• **PROBLEM REQUIREMENTS**
In the records that follow, show each line where the word "JSON" is present.
--- START DATASET ---
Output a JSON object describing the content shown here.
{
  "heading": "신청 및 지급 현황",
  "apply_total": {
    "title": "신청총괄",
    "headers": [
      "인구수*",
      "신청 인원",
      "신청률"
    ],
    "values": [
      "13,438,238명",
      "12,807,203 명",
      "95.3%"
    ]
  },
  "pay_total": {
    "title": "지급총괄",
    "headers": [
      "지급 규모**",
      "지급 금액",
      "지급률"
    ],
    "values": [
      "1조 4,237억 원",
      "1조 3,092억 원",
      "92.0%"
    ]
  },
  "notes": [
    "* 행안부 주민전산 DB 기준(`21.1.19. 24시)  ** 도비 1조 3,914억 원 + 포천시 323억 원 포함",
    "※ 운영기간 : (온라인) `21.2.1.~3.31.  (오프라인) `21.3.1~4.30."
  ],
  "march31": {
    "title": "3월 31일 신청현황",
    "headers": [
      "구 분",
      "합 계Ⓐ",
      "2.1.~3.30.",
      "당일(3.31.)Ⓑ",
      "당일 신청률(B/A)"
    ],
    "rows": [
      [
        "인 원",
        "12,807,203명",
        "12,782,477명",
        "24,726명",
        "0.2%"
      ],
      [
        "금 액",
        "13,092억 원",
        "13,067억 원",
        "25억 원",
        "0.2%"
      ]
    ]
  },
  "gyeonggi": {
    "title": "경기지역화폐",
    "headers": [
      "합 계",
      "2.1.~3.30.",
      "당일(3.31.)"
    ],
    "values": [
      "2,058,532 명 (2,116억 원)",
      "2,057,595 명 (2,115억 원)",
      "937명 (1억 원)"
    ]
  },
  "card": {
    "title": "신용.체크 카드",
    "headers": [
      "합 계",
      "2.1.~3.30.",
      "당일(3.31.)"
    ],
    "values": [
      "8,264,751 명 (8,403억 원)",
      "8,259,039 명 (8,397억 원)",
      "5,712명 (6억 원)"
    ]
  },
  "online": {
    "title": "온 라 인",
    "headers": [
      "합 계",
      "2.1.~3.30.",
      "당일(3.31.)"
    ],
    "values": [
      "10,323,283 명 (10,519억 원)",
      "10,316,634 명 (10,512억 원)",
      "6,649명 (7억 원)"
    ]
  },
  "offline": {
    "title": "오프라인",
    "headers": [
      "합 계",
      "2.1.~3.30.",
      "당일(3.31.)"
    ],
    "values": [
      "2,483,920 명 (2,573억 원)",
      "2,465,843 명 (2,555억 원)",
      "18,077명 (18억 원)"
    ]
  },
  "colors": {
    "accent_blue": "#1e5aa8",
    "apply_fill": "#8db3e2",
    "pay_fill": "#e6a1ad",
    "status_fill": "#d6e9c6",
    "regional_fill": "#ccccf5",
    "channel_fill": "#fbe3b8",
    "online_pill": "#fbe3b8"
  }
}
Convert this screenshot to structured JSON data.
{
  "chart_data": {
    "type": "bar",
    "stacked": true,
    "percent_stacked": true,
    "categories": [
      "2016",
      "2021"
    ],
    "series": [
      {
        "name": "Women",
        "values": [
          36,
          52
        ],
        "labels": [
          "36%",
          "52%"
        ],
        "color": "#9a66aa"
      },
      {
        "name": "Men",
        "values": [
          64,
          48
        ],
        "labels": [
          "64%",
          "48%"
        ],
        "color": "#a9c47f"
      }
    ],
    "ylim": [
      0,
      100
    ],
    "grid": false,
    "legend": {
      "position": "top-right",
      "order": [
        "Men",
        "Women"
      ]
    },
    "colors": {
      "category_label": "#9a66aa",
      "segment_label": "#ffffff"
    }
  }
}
--- END DATASET ---
• **OUTPUT BELOW**
Output a JSON object describing the content shown here.
Convert this screenshot to structured JSON data.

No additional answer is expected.